AIM OF THE EXERCISE: Work out how many lines contain "лечение". Reply with the count alone.

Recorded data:
>>>>

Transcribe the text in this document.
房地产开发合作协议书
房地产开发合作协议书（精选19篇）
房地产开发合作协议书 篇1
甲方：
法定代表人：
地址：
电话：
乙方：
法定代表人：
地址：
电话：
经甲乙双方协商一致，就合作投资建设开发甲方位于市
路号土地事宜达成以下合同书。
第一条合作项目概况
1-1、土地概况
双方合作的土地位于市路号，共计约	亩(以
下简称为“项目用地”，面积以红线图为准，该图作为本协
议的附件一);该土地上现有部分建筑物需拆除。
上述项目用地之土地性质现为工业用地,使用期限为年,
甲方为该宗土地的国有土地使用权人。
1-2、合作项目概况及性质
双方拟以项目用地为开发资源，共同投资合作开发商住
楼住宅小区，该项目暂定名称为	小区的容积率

<<<<
>>>>

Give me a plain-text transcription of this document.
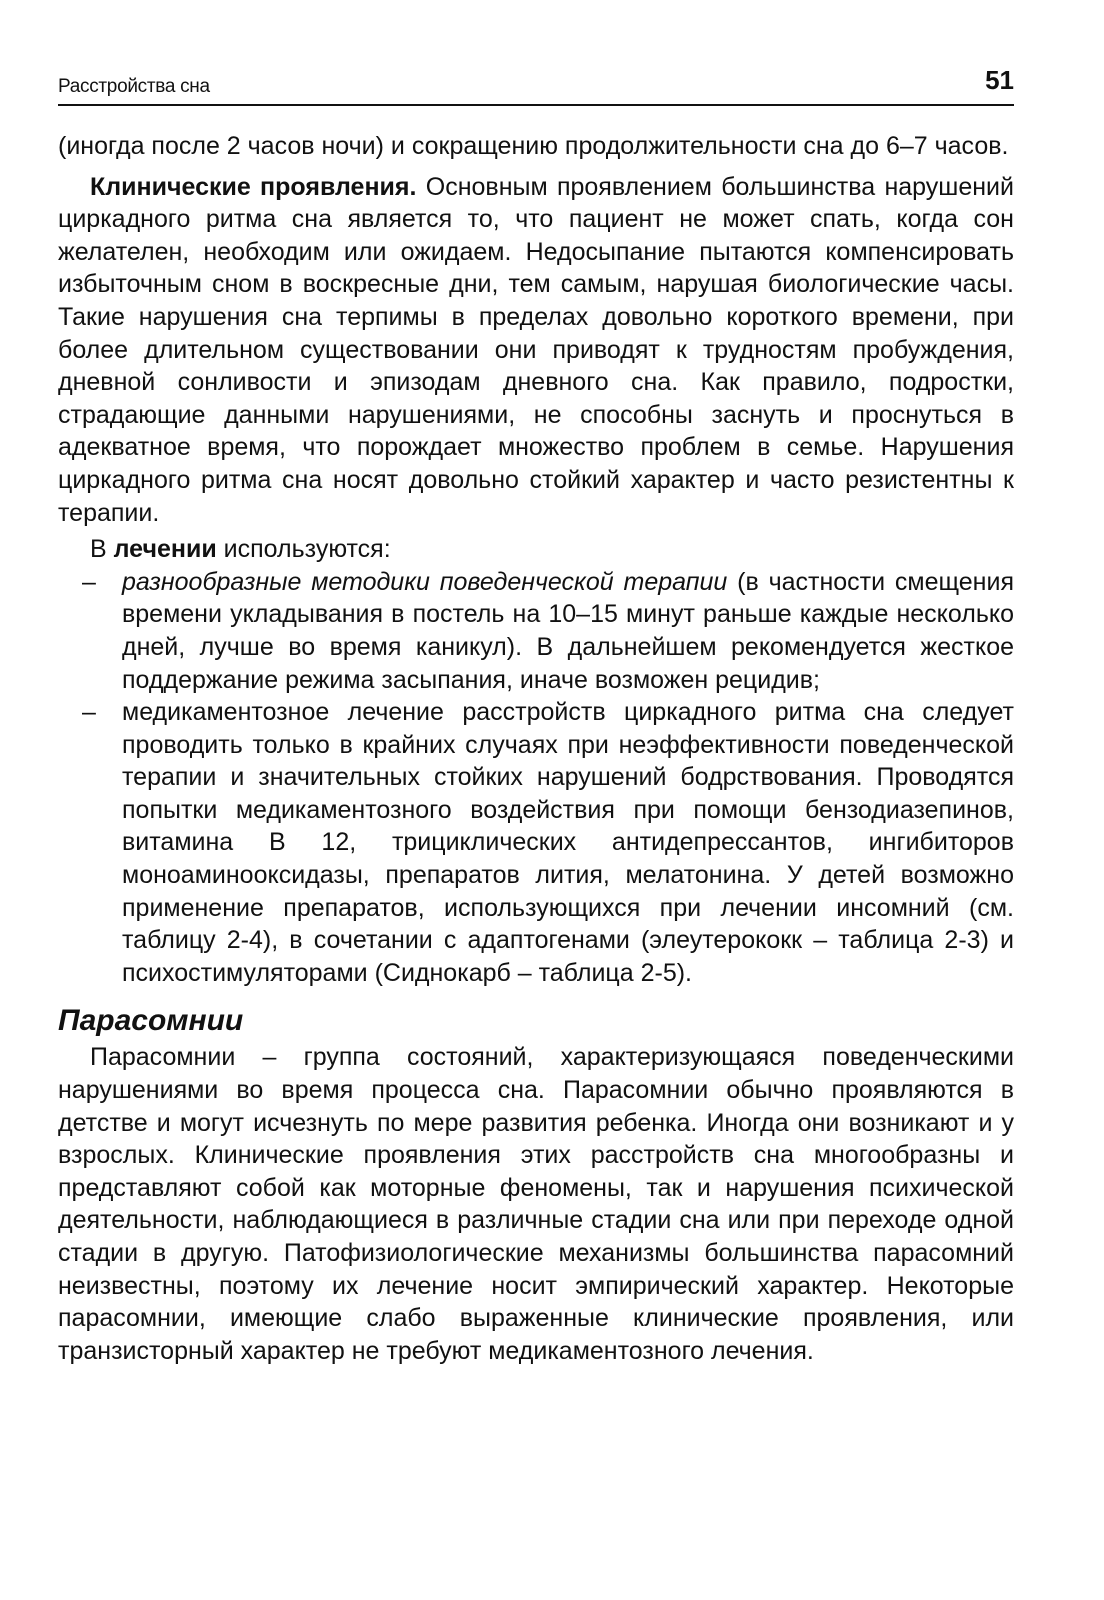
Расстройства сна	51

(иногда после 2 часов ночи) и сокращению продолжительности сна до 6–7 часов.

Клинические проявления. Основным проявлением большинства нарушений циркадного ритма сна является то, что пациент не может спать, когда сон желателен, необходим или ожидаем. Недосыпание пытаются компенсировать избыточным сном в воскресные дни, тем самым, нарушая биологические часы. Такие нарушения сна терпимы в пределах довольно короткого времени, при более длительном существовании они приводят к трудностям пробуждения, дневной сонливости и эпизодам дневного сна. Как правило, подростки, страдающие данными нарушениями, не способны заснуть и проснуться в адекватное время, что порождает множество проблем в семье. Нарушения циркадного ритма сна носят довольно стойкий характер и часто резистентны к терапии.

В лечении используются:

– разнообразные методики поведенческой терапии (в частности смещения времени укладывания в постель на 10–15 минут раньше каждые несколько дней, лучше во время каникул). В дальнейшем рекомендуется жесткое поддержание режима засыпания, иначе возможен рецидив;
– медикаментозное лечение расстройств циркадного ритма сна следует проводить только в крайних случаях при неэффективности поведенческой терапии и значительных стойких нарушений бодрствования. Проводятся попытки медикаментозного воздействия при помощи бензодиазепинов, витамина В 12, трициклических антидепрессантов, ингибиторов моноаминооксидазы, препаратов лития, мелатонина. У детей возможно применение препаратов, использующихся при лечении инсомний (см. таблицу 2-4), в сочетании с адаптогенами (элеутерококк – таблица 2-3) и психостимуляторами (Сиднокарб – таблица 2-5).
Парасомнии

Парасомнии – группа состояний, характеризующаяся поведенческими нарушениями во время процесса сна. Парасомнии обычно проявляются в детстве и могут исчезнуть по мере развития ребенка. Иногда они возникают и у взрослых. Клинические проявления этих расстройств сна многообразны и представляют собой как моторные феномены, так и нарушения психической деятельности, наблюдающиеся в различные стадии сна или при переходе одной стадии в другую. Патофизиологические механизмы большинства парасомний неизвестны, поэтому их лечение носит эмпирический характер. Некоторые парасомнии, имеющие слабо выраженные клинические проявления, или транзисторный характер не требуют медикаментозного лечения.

<<<<

SOLUTION: 2